Write each line exactly, from the line that holds "Transcribe the text in this document." through the final line of the material, and no other line.

:: EXERCISE MATERIALS

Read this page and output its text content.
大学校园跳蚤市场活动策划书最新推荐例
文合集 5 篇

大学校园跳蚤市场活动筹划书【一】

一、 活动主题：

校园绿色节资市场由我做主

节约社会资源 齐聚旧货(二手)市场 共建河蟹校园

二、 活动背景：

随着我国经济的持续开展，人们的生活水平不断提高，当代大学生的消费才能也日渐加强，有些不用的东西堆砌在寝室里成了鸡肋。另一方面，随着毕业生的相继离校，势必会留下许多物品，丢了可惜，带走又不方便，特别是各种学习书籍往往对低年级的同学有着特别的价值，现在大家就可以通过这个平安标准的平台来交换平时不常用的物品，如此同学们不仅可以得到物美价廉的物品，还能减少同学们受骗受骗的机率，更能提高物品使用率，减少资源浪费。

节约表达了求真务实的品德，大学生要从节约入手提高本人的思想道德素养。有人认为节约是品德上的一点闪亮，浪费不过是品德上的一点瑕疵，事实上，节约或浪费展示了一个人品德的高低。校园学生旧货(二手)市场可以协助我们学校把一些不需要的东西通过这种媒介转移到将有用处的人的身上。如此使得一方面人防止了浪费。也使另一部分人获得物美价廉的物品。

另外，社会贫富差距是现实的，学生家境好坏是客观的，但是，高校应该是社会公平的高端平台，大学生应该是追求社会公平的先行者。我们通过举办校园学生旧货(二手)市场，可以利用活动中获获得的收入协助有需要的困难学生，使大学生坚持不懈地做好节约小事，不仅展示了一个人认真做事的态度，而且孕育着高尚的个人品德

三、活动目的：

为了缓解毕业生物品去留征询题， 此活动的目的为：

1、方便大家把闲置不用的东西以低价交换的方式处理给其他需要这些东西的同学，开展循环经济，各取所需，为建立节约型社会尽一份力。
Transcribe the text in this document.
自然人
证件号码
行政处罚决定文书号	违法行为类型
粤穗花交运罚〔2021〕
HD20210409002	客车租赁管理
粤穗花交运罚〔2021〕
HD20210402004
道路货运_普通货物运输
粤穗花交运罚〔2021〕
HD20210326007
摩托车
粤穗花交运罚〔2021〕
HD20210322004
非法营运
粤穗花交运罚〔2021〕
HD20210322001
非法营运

::::

-- EXPECTED OUTPUT --
Transcribe the text in this document.
自然人
证件号码
行政处罚决定文书号	违法行为类型
粤穗花交运罚〔2021〕
HD20210409002	客车租赁管理
粤穗花交运罚〔2021〕
HD20210402004
道路货运_普通货物运输
粤穗花交运罚〔2021〕
HD20210326007
摩托车
粤穗花交运罚〔2021〕
HD20210322004
非法营运
粤穗花交运罚〔2021〕
HD20210322001
非法营运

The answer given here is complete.